** Stated problem **
Using the data below, repeat all of it precisely.

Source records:
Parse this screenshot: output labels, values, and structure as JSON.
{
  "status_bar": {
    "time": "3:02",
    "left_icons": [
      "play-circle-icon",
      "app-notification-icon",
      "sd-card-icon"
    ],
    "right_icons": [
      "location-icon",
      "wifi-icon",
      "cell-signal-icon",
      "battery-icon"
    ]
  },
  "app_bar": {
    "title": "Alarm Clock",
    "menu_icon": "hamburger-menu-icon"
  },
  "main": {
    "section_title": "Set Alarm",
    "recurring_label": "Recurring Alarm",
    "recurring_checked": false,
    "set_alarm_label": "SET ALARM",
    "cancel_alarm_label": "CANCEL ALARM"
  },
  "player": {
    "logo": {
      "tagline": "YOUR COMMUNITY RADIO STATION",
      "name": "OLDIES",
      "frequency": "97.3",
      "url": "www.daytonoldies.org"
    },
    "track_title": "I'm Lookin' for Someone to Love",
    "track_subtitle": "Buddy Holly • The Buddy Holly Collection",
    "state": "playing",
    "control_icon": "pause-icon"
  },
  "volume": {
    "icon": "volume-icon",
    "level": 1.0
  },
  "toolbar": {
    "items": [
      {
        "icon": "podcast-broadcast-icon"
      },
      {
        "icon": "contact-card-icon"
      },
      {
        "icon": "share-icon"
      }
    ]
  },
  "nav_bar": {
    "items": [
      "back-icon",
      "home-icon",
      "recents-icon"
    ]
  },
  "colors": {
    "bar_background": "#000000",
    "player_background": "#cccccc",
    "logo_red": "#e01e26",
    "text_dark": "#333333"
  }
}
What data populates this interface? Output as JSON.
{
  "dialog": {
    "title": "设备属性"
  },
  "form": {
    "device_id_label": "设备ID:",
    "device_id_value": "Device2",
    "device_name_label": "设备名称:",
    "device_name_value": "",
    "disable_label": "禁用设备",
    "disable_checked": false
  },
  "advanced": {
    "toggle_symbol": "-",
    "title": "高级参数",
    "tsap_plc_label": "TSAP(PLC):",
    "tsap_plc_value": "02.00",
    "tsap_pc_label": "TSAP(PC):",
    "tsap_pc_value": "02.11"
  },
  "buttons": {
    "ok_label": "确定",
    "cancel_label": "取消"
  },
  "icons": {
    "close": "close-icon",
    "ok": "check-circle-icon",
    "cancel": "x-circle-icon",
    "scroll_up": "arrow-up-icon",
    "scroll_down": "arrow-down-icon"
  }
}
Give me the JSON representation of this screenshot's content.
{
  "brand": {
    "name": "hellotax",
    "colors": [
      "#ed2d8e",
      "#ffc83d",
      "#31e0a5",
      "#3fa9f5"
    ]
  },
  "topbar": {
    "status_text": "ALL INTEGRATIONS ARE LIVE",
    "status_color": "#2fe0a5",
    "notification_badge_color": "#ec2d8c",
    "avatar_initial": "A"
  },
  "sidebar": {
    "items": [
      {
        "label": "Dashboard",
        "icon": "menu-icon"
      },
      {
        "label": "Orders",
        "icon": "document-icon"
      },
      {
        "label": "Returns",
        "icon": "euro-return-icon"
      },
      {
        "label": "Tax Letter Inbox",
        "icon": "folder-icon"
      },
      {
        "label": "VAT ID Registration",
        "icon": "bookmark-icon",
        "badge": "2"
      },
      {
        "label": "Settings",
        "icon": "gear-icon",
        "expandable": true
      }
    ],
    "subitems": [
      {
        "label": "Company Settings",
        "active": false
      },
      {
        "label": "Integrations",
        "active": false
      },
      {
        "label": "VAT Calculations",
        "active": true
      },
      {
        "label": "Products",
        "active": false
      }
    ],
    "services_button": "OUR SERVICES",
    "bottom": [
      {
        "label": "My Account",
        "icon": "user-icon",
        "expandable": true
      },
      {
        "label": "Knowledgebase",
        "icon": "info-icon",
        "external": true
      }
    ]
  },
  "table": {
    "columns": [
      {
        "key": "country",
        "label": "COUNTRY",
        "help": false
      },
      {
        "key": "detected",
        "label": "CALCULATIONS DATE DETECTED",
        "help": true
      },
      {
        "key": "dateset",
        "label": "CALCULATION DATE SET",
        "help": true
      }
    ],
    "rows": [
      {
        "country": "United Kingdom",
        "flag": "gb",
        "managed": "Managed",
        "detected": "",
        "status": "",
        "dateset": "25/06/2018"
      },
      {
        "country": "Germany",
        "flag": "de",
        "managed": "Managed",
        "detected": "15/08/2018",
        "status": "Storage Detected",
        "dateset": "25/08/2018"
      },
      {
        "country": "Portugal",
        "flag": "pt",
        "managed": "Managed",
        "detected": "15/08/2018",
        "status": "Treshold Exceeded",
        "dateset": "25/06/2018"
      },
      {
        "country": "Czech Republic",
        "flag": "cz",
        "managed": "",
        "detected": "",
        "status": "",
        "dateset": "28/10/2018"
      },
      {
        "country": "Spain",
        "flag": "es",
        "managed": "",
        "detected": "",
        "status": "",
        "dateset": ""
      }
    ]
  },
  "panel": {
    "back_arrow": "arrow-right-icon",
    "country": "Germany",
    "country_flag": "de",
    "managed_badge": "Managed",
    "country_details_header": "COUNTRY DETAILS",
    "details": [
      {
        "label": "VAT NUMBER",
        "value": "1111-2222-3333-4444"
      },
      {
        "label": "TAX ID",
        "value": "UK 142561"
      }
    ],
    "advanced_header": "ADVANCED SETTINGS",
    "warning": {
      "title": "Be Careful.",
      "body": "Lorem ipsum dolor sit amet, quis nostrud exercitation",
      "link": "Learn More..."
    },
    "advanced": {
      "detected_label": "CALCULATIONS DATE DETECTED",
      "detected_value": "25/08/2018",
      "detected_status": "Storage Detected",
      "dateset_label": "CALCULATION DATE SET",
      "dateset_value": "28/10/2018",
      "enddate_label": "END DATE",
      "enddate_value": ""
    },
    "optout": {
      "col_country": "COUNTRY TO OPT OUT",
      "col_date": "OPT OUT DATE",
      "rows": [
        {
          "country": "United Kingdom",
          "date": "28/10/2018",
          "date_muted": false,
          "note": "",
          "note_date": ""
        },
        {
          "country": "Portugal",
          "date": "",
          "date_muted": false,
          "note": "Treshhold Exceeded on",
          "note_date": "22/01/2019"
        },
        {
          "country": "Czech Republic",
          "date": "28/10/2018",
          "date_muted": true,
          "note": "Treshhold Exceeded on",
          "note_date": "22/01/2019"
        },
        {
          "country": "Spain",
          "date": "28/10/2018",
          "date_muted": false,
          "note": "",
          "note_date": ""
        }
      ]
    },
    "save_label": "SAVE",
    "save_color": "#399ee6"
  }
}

** Finished task **
Parse this screenshot: output labels, values, and structure as JSON.
{
  "status_bar": {
    "time": "3:02",
    "left_icons": [
      "play-circle-icon",
      "app-notification-icon",
      "sd-card-icon"
    ],
    "right_icons": [
      "location-icon",
      "wifi-icon",
      "cell-signal-icon",
      "battery-icon"
    ]
  },
  "app_bar": {
    "title": "Alarm Clock",
    "menu_icon": "hamburger-menu-icon"
  },
  "main": {
    "section_title": "Set Alarm",
    "recurring_label": "Recurring Alarm",
    "recurring_checked": false,
    "set_alarm_label": "SET ALARM",
    "cancel_alarm_label": "CANCEL ALARM"
  },
  "player": {
    "logo": {
      "tagline": "YOUR COMMUNITY RADIO STATION",
      "name": "OLDIES",
      "frequency": "97.3",
      "url": "www.daytonoldies.org"
    },
    "track_title": "I'm Lookin' for Someone to Love",
    "track_subtitle": "Buddy Holly • The Buddy Holly Collection",
    "state": "playing",
    "control_icon": "pause-icon"
  },
  "volume": {
    "icon": "volume-icon",
    "level": 1.0
  },
  "toolbar": {
    "items": [
      {
        "icon": "podcast-broadcast-icon"
      },
      {
        "icon": "contact-card-icon"
      },
      {
        "icon": "share-icon"
      }
    ]
  },
  "nav_bar": {
    "items": [
      "back-icon",
      "home-icon",
      "recents-icon"
    ]
  },
  "colors": {
    "bar_background": "#000000",
    "player_background": "#cccccc",
    "logo_red": "#e01e26",
    "text_dark": "#333333"
  }
}
What data populates this interface? Output as JSON.
{
  "dialog": {
    "title": "设备属性"
  },
  "form": {
    "device_id_label": "设备ID:",
    "device_id_value": "Device2",
    "device_name_label": "设备名称:",
    "device_name_value": "",
    "disable_label": "禁用设备",
    "disable_checked": false
  },
  "advanced": {
    "toggle_symbol": "-",
    "title": "高级参数",
    "tsap_plc_label": "TSAP(PLC):",
    "tsap_plc_value": "02.00",
    "tsap_pc_label": "TSAP(PC):",
    "tsap_pc_value": "02.11"
  },
  "buttons": {
    "ok_label": "确定",
    "cancel_label": "取消"
  },
  "icons": {
    "close": "close-icon",
    "ok": "check-circle-icon",
    "cancel": "x-circle-icon",
    "scroll_up": "arrow-up-icon",
    "scroll_down": "arrow-down-icon"
  }
}
Give me the JSON representation of this screenshot's content.
{
  "brand": {
    "name": "hellotax",
    "colors": [
      "#ed2d8e",
      "#ffc83d",
      "#31e0a5",
      "#3fa9f5"
    ]
  },
  "topbar": {
    "status_text": "ALL INTEGRATIONS ARE LIVE",
    "status_color": "#2fe0a5",
    "notification_badge_color": "#ec2d8c",
    "avatar_initial": "A"
  },
  "sidebar": {
    "items": [
      {
        "label": "Dashboard",
        "icon": "menu-icon"
      },
      {
        "label": "Orders",
        "icon": "document-icon"
      },
      {
        "label": "Returns",
        "icon": "euro-return-icon"
      },
      {
        "label": "Tax Letter Inbox",
        "icon": "folder-icon"
      },
      {
        "label": "VAT ID Registration",
        "icon": "bookmark-icon",
        "badge": "2"
      },
      {
        "label": "Settings",
        "icon": "gear-icon",
        "expandable": true
      }
    ],
    "subitems": [
      {
        "label": "Company Settings",
        "active": false
      },
      {
        "label": "Integrations",
        "active": false
      },
      {
        "label": "VAT Calculations",
        "active": true
      },
      {
        "label": "Products",
        "active": false
      }
    ],
    "services_button": "OUR SERVICES",
    "bottom": [
      {
        "label": "My Account",
        "icon": "user-icon",
        "expandable": true
      },
      {
        "label": "Knowledgebase",
        "icon": "info-icon",
        "external": true
      }
    ]
  },
  "table": {
    "columns": [
      {
        "key": "country",
        "label": "COUNTRY",
        "help": false
      },
      {
        "key": "detected",
        "label": "CALCULATIONS DATE DETECTED",
        "help": true
      },
      {
        "key": "dateset",
        "label": "CALCULATION DATE SET",
        "help": true
      }
    ],
    "rows": [
      {
        "country": "United Kingdom",
        "flag": "gb",
        "managed": "Managed",
        "detected": "",
        "status": "",
        "dateset": "25/06/2018"
      },
      {
        "country": "Germany",
        "flag": "de",
        "managed": "Managed",
        "detected": "15/08/2018",
        "status": "Storage Detected",
        "dateset": "25/08/2018"
      },
      {
        "country": "Portugal",
        "flag": "pt",
        "managed": "Managed",
        "detected": "15/08/2018",
        "status": "Treshold Exceeded",
        "dateset": "25/06/2018"
      },
      {
        "country": "Czech Republic",
        "flag": "cz",
        "managed": "",
        "detected": "",
        "status": "",
        "dateset": "28/10/2018"
      },
      {
        "country": "Spain",
        "flag": "es",
        "managed": "",
        "detected": "",
        "status": "",
        "dateset": ""
      }
    ]
  },
  "panel": {
    "back_arrow": "arrow-right-icon",
    "country": "Germany",
    "country_flag": "de",
    "managed_badge": "Managed",
    "country_details_header": "COUNTRY DETAILS",
    "details": [
      {
        "label": "VAT NUMBER",
        "value": "1111-2222-3333-4444"
      },
      {
        "label": "TAX ID",
        "value": "UK 142561"
      }
    ],
    "advanced_header": "ADVANCED SETTINGS",
    "warning": {
      "title": "Be Careful.",
      "body": "Lorem ipsum dolor sit amet, quis nostrud exercitation",
      "link": "Learn More..."
    },
    "advanced": {
      "detected_label": "CALCULATIONS DATE DETECTED",
      "detected_value": "25/08/2018",
      "detected_status": "Storage Detected",
      "dateset_label": "CALCULATION DATE SET",
      "dateset_value": "28/10/2018",
      "enddate_label": "END DATE",
      "enddate_value": ""
    },
    "optout": {
      "col_country": "COUNTRY TO OPT OUT",
      "col_date": "OPT OUT DATE",
      "rows": [
        {
          "country": "United Kingdom",
          "date": "28/10/2018",
          "date_muted": false,
          "note": "",
          "note_date": ""
        },
        {
          "country": "Portugal",
          "date": "",
          "date_muted": false,
          "note": "Treshhold Exceeded on",
          "note_date": "22/01/2019"
        },
        {
          "country": "Czech Republic",
          "date": "28/10/2018",
          "date_muted": true,
          "note": "Treshhold Exceeded on",
          "note_date": "22/01/2019"
        },
        {
          "country": "Spain",
          "date": "28/10/2018",
          "date_muted": false,
          "note": "",
          "note_date": ""
        }
      ]
    },
    "save_label": "SAVE",
    "save_color": "#399ee6"
  }
}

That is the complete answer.